*TASK STATEMENT*
Gather all lines with the word "panel" in them.
## Start MATERIAL FOR THE TASK
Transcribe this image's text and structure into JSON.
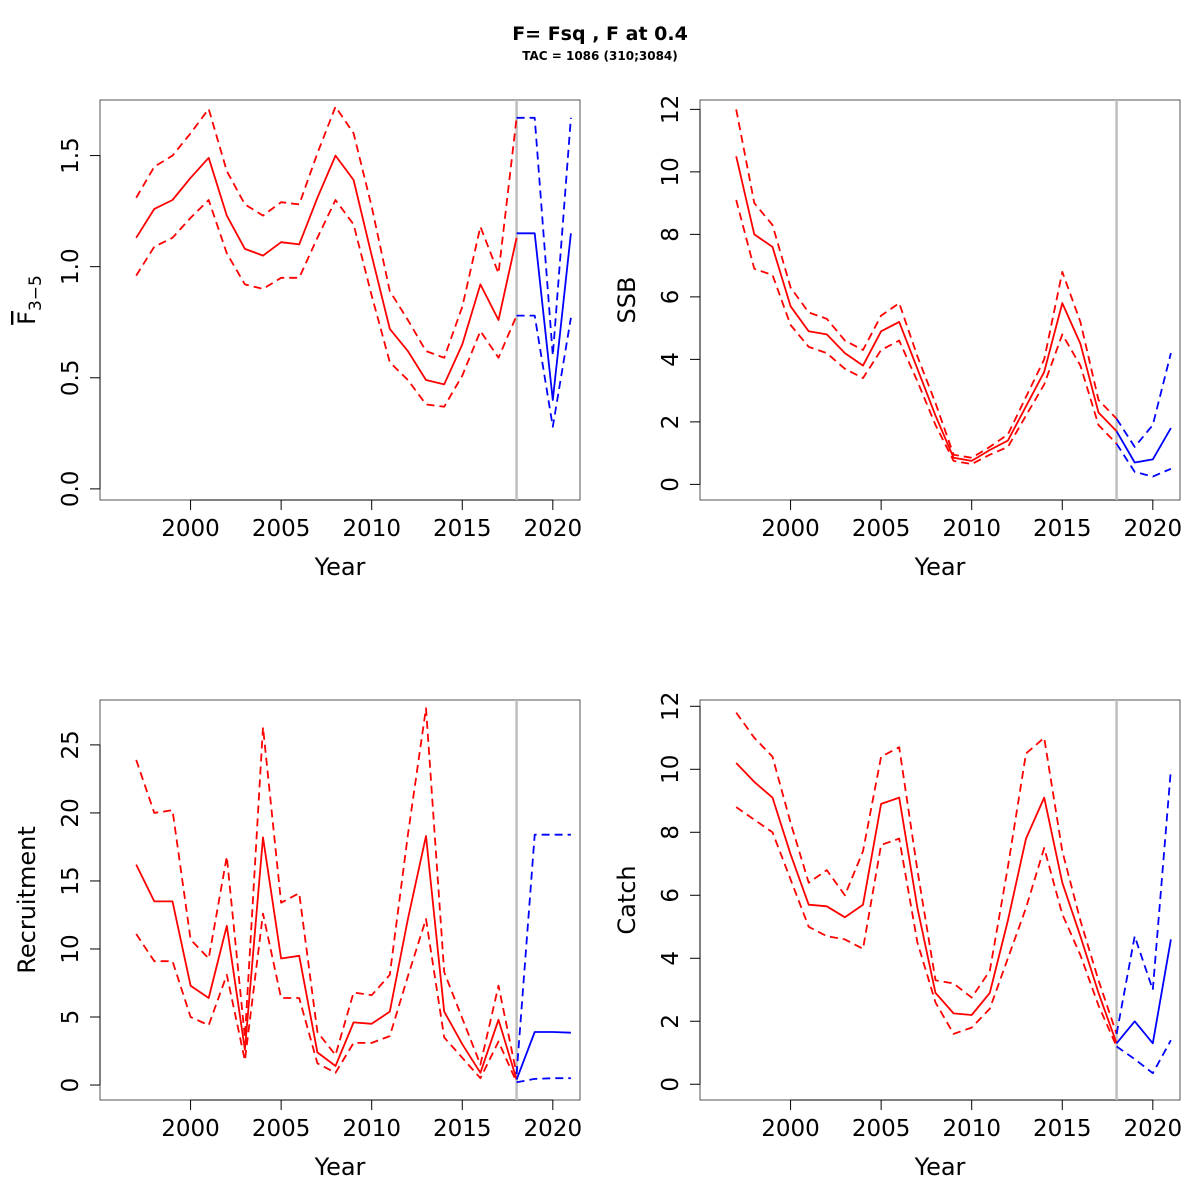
{
  "title": "F= Fsq , F at 0.4",
  "subtitle": "TAC = 1086 (310;3084)",
  "colors": {
    "historical": "#ff0000",
    "projection": "#0000ff",
    "divider": "#bebebe",
    "axis": "#000000"
  },
  "chart_data": [
    {
      "type": "line",
      "panel": "top-left",
      "ylabel": "F",
      "ylabel_subscript": "3−5",
      "xlabel": "Year",
      "xlim": [
        1995,
        2021.5
      ],
      "ylim": [
        -0.05,
        1.75
      ],
      "x_ticks": [
        2000,
        2005,
        2010,
        2015,
        2020
      ],
      "y_ticks": [
        0.0,
        0.5,
        1.0,
        1.5
      ],
      "y_tick_labels": [
        "0.0",
        "0.5",
        "1.0",
        "1.5"
      ],
      "divider_year": 2018,
      "series": [
        {
          "role": "median",
          "style": "solid",
          "color": "red",
          "x": [
            1997,
            1998,
            1999,
            2000,
            2001,
            2002,
            2003,
            2004,
            2005,
            2006,
            2007,
            2008,
            2009,
            2010,
            2011,
            2012,
            2013,
            2014,
            2015,
            2016,
            2017,
            2018
          ],
          "values": [
            1.13,
            1.26,
            1.3,
            1.4,
            1.49,
            1.23,
            1.08,
            1.05,
            1.11,
            1.1,
            1.31,
            1.5,
            1.39,
            1.05,
            0.72,
            0.62,
            0.49,
            0.47,
            0.65,
            0.92,
            0.76,
            1.13
          ]
        },
        {
          "role": "upper",
          "style": "dashed",
          "color": "red",
          "x": [
            1997,
            1998,
            1999,
            2000,
            2001,
            2002,
            2003,
            2004,
            2005,
            2006,
            2007,
            2008,
            2009,
            2010,
            2011,
            2012,
            2013,
            2014,
            2015,
            2016,
            2017,
            2018
          ],
          "values": [
            1.31,
            1.45,
            1.5,
            1.6,
            1.71,
            1.43,
            1.28,
            1.23,
            1.29,
            1.28,
            1.51,
            1.72,
            1.6,
            1.27,
            0.89,
            0.76,
            0.62,
            0.59,
            0.82,
            1.18,
            0.97,
            1.67
          ]
        },
        {
          "role": "lower",
          "style": "dashed",
          "color": "red",
          "x": [
            1997,
            1998,
            1999,
            2000,
            2001,
            2002,
            2003,
            2004,
            2005,
            2006,
            2007,
            2008,
            2009,
            2010,
            2011,
            2012,
            2013,
            2014,
            2015,
            2016,
            2017,
            2018
          ],
          "values": [
            0.96,
            1.09,
            1.13,
            1.22,
            1.3,
            1.06,
            0.92,
            0.9,
            0.95,
            0.95,
            1.13,
            1.3,
            1.19,
            0.87,
            0.57,
            0.49,
            0.38,
            0.37,
            0.51,
            0.71,
            0.59,
            0.78
          ]
        },
        {
          "role": "median",
          "style": "solid",
          "color": "blue",
          "x": [
            2018,
            2019,
            2020,
            2021
          ],
          "values": [
            1.15,
            1.15,
            0.4,
            1.15
          ]
        },
        {
          "role": "upper",
          "style": "dashed",
          "color": "blue",
          "x": [
            2018,
            2019,
            2020,
            2021
          ],
          "values": [
            1.67,
            1.67,
            0.6,
            1.67
          ]
        },
        {
          "role": "lower",
          "style": "dashed",
          "color": "blue",
          "x": [
            2018,
            2019,
            2020,
            2021
          ],
          "values": [
            0.78,
            0.78,
            0.28,
            0.77
          ]
        }
      ]
    },
    {
      "type": "line",
      "panel": "top-right",
      "ylabel": "SSB",
      "xlabel": "Year",
      "xlim": [
        1995,
        2021.5
      ],
      "ylim": [
        -0.5,
        12.3
      ],
      "x_ticks": [
        2000,
        2005,
        2010,
        2015,
        2020
      ],
      "y_ticks": [
        0,
        2,
        4,
        6,
        8,
        10,
        12
      ],
      "y_tick_labels": [
        "0",
        "2",
        "4",
        "6",
        "8",
        "10",
        "12"
      ],
      "divider_year": 2018,
      "series": [
        {
          "role": "median",
          "style": "solid",
          "color": "red",
          "x": [
            1997,
            1998,
            1999,
            2000,
            2001,
            2002,
            2003,
            2004,
            2005,
            2006,
            2007,
            2008,
            2009,
            2010,
            2011,
            2012,
            2013,
            2014,
            2015,
            2016,
            2017,
            2018
          ],
          "values": [
            10.5,
            8.0,
            7.6,
            5.7,
            4.9,
            4.8,
            4.2,
            3.8,
            4.9,
            5.2,
            3.7,
            2.2,
            0.85,
            0.75,
            1.1,
            1.4,
            2.5,
            3.6,
            5.8,
            4.5,
            2.3,
            1.7
          ]
        },
        {
          "role": "upper",
          "style": "dashed",
          "color": "red",
          "x": [
            1997,
            1998,
            1999,
            2000,
            2001,
            2002,
            2003,
            2004,
            2005,
            2006,
            2007,
            2008,
            2009,
            2010,
            2011,
            2012,
            2013,
            2014,
            2015,
            2016,
            2017,
            2018
          ],
          "values": [
            12.0,
            9.0,
            8.3,
            6.3,
            5.5,
            5.3,
            4.6,
            4.3,
            5.4,
            5.8,
            4.1,
            2.6,
            0.95,
            0.85,
            1.2,
            1.6,
            2.8,
            4.0,
            6.8,
            5.2,
            2.7,
            2.1
          ]
        },
        {
          "role": "lower",
          "style": "dashed",
          "color": "red",
          "x": [
            1997,
            1998,
            1999,
            2000,
            2001,
            2002,
            2003,
            2004,
            2005,
            2006,
            2007,
            2008,
            2009,
            2010,
            2011,
            2012,
            2013,
            2014,
            2015,
            2016,
            2017,
            2018
          ],
          "values": [
            9.1,
            6.9,
            6.7,
            5.1,
            4.4,
            4.2,
            3.7,
            3.4,
            4.3,
            4.6,
            3.3,
            1.9,
            0.75,
            0.65,
            0.95,
            1.2,
            2.2,
            3.2,
            4.8,
            3.8,
            1.9,
            1.3
          ]
        },
        {
          "role": "median",
          "style": "solid",
          "color": "blue",
          "x": [
            2018,
            2019,
            2020,
            2021
          ],
          "values": [
            1.7,
            0.7,
            0.8,
            1.8
          ]
        },
        {
          "role": "upper",
          "style": "dashed",
          "color": "blue",
          "x": [
            2018,
            2019,
            2020,
            2021
          ],
          "values": [
            2.1,
            1.2,
            1.9,
            4.2
          ]
        },
        {
          "role": "lower",
          "style": "dashed",
          "color": "blue",
          "x": [
            2018,
            2019,
            2020,
            2021
          ],
          "values": [
            1.3,
            0.4,
            0.25,
            0.5
          ]
        }
      ]
    },
    {
      "type": "line",
      "panel": "bottom-left",
      "ylabel": "Recruitment",
      "xlabel": "Year",
      "xlim": [
        1995,
        2021.5
      ],
      "ylim": [
        -1.1,
        28.3
      ],
      "x_ticks": [
        2000,
        2005,
        2010,
        2015,
        2020
      ],
      "y_ticks": [
        0,
        5,
        10,
        15,
        20,
        25
      ],
      "y_tick_labels": [
        "0",
        "5",
        "10",
        "15",
        "20",
        "25"
      ],
      "divider_year": 2018,
      "series": [
        {
          "role": "median",
          "style": "solid",
          "color": "red",
          "x": [
            1997,
            1998,
            1999,
            2000,
            2001,
            2002,
            2003,
            2004,
            2005,
            2006,
            2007,
            2008,
            2009,
            2010,
            2011,
            2012,
            2013,
            2014,
            2015,
            2016,
            2017,
            2018
          ],
          "values": [
            16.2,
            13.5,
            13.5,
            7.3,
            6.4,
            11.7,
            2.6,
            18.2,
            9.3,
            9.5,
            2.4,
            1.4,
            4.6,
            4.5,
            5.4,
            12.2,
            18.3,
            5.4,
            3.0,
            0.9,
            4.8,
            0.4
          ]
        },
        {
          "role": "upper",
          "style": "dashed",
          "color": "red",
          "x": [
            1997,
            1998,
            1999,
            2000,
            2001,
            2002,
            2003,
            2004,
            2005,
            2006,
            2007,
            2008,
            2009,
            2010,
            2011,
            2012,
            2013,
            2014,
            2015,
            2016,
            2017,
            2018
          ],
          "values": [
            23.9,
            20.0,
            20.2,
            10.7,
            9.3,
            16.8,
            3.5,
            26.3,
            13.4,
            14.1,
            3.9,
            2.2,
            6.8,
            6.6,
            8.1,
            18.4,
            27.7,
            8.3,
            4.9,
            1.5,
            7.3,
            0.8
          ]
        },
        {
          "role": "lower",
          "style": "dashed",
          "color": "red",
          "x": [
            1997,
            1998,
            1999,
            2000,
            2001,
            2002,
            2003,
            2004,
            2005,
            2006,
            2007,
            2008,
            2009,
            2010,
            2011,
            2012,
            2013,
            2014,
            2015,
            2016,
            2017,
            2018
          ],
          "values": [
            11.1,
            9.1,
            9.1,
            5.0,
            4.4,
            8.1,
            1.8,
            12.6,
            6.4,
            6.4,
            1.6,
            0.9,
            3.1,
            3.1,
            3.6,
            8.0,
            12.2,
            3.5,
            2.0,
            0.5,
            3.2,
            0.2
          ]
        },
        {
          "role": "median",
          "style": "solid",
          "color": "blue",
          "x": [
            2018,
            2019,
            2020,
            2021
          ],
          "values": [
            0.4,
            3.9,
            3.9,
            3.85
          ]
        },
        {
          "role": "upper",
          "style": "dashed",
          "color": "blue",
          "x": [
            2018,
            2019,
            2020,
            2021
          ],
          "values": [
            0.8,
            18.4,
            18.4,
            18.4
          ]
        },
        {
          "role": "lower",
          "style": "dashed",
          "color": "blue",
          "x": [
            2018,
            2019,
            2020,
            2021
          ],
          "values": [
            0.2,
            0.45,
            0.5,
            0.5
          ]
        }
      ]
    },
    {
      "type": "line",
      "panel": "bottom-right",
      "ylabel": "Catch",
      "xlabel": "Year",
      "xlim": [
        1995,
        2021.5
      ],
      "ylim": [
        -0.5,
        12.2
      ],
      "x_ticks": [
        2000,
        2005,
        2010,
        2015,
        2020
      ],
      "y_ticks": [
        0,
        2,
        4,
        6,
        8,
        10,
        12
      ],
      "y_tick_labels": [
        "0",
        "2",
        "4",
        "6",
        "8",
        "10",
        "12"
      ],
      "divider_year": 2018,
      "series": [
        {
          "role": "median",
          "style": "solid",
          "color": "red",
          "x": [
            1997,
            1998,
            1999,
            2000,
            2001,
            2002,
            2003,
            2004,
            2005,
            2006,
            2007,
            2008,
            2009,
            2010,
            2011,
            2012,
            2013,
            2014,
            2015,
            2016,
            2017,
            2018
          ],
          "values": [
            10.2,
            9.6,
            9.1,
            7.3,
            5.7,
            5.65,
            5.3,
            5.7,
            8.9,
            9.1,
            5.6,
            2.9,
            2.25,
            2.2,
            2.9,
            5.2,
            7.8,
            9.1,
            6.4,
            4.7,
            2.9,
            1.3
          ]
        },
        {
          "role": "upper",
          "style": "dashed",
          "color": "red",
          "x": [
            1997,
            1998,
            1999,
            2000,
            2001,
            2002,
            2003,
            2004,
            2005,
            2006,
            2007,
            2008,
            2009,
            2010,
            2011,
            2012,
            2013,
            2014,
            2015,
            2016,
            2017,
            2018
          ],
          "values": [
            11.8,
            11.0,
            10.4,
            8.3,
            6.4,
            6.8,
            6.0,
            7.4,
            10.4,
            10.7,
            6.8,
            3.3,
            3.2,
            2.75,
            3.6,
            6.9,
            10.5,
            11.0,
            7.4,
            5.2,
            3.3,
            1.6
          ]
        },
        {
          "role": "lower",
          "style": "dashed",
          "color": "red",
          "x": [
            1997,
            1998,
            1999,
            2000,
            2001,
            2002,
            2003,
            2004,
            2005,
            2006,
            2007,
            2008,
            2009,
            2010,
            2011,
            2012,
            2013,
            2014,
            2015,
            2016,
            2017,
            2018
          ],
          "values": [
            8.8,
            8.4,
            8.0,
            6.5,
            5.0,
            4.7,
            4.6,
            4.3,
            7.6,
            7.8,
            4.5,
            2.6,
            1.6,
            1.8,
            2.4,
            4.0,
            5.6,
            7.5,
            5.4,
            4.1,
            2.5,
            1.2
          ]
        },
        {
          "role": "median",
          "style": "solid",
          "color": "blue",
          "x": [
            2018,
            2019,
            2020,
            2021
          ],
          "values": [
            1.3,
            2.0,
            1.3,
            4.6
          ]
        },
        {
          "role": "upper",
          "style": "dashed",
          "color": "blue",
          "x": [
            2018,
            2019,
            2020,
            2021
          ],
          "values": [
            1.6,
            4.7,
            3.0,
            10.0
          ]
        },
        {
          "role": "lower",
          "style": "dashed",
          "color": "blue",
          "x": [
            2018,
            2019,
            2020,
            2021
          ],
          "values": [
            1.2,
            0.8,
            0.35,
            1.4
          ]
        }
      ]
    }
  ]
}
## End MATERIAL FOR THE TASK
*SOLUTION FOR THIS EXERCISE*
      "panel": "top-left",
      "panel": "top-right",
      "panel": "bottom-left",
      "panel": "bottom-right",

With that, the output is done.